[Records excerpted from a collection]
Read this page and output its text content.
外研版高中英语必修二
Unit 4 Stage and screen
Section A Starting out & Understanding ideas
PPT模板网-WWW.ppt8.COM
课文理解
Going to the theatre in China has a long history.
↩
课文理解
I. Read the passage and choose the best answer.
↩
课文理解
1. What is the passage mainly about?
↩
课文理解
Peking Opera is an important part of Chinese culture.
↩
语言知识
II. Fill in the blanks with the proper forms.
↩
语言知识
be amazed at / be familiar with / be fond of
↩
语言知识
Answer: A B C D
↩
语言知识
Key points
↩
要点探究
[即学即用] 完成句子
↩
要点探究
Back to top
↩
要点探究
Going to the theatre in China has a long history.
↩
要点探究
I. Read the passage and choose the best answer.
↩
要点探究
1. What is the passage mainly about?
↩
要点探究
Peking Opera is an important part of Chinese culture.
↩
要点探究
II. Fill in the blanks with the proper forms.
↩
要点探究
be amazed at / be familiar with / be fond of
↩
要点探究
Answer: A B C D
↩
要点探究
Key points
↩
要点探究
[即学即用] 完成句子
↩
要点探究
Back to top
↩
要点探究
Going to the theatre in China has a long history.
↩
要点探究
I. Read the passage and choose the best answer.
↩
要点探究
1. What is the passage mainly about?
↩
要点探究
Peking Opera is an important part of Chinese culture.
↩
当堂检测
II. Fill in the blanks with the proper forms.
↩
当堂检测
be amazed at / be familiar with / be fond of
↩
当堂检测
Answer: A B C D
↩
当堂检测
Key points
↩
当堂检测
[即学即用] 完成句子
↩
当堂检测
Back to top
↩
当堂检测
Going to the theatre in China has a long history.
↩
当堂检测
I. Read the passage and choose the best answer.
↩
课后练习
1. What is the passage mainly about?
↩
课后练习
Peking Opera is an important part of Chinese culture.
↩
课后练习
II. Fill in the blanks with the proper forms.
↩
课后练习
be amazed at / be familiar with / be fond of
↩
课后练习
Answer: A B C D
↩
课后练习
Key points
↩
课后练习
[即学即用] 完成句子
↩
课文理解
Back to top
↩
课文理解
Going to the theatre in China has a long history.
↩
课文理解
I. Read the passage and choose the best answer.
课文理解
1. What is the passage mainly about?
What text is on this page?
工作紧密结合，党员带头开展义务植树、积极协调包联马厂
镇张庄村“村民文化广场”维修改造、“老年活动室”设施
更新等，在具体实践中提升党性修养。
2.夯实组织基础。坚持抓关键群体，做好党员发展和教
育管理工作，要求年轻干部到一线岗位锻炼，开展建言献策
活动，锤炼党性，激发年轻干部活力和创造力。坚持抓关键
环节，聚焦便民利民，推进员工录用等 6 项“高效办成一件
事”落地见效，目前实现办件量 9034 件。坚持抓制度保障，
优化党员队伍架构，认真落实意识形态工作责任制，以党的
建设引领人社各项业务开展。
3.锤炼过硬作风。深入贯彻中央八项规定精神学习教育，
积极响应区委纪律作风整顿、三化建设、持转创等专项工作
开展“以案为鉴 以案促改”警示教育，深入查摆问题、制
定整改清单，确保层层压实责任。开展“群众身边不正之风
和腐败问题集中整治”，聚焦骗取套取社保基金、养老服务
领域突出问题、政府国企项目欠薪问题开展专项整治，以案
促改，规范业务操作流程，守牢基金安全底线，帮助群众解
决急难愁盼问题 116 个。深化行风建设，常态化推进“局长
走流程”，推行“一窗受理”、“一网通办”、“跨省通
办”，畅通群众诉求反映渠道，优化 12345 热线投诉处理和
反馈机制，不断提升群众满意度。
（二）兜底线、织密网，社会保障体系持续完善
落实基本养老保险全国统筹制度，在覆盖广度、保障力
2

**REQUIRED TASK**
With the line containing "What text is on this page?" as the first and the last line of the records as the final one, print exactly the lines in that span.

**RESPONSE**
What text is on this page?
工作紧密结合，党员带头开展义务植树、积极协调包联马厂
镇张庄村“村民文化广场”维修改造、“老年活动室”设施
更新等，在具体实践中提升党性修养。
2.夯实组织基础。坚持抓关键群体，做好党员发展和教
育管理工作，要求年轻干部到一线岗位锻炼，开展建言献策
活动，锤炼党性，激发年轻干部活力和创造力。坚持抓关键
环节，聚焦便民利民，推进员工录用等 6 项“高效办成一件
事”落地见效，目前实现办件量 9034 件。坚持抓制度保障，
优化党员队伍架构，认真落实意识形态工作责任制，以党的
建设引领人社各项业务开展。
3.锤炼过硬作风。深入贯彻中央八项规定精神学习教育，
积极响应区委纪律作风整顿、三化建设、持转创等专项工作
开展“以案为鉴 以案促改”警示教育，深入查摆问题、制
定整改清单，确保层层压实责任。开展“群众身边不正之风
和腐败问题集中整治”，聚焦骗取套取社保基金、养老服务
领域突出问题、政府国企项目欠薪问题开展专项整治，以案
促改，规范业务操作流程，守牢基金安全底线，帮助群众解
决急难愁盼问题 116 个。深化行风建设，常态化推进“局长
走流程”，推行“一窗受理”、“一网通办”、“跨省通
办”，畅通群众诉求反映渠道，优化 12345 热线投诉处理和
反馈机制，不断提升群众满意度。
（二）兜底线、织密网，社会保障体系持续完善
落实基本养老保险全国统筹制度，在覆盖广度、保障力
2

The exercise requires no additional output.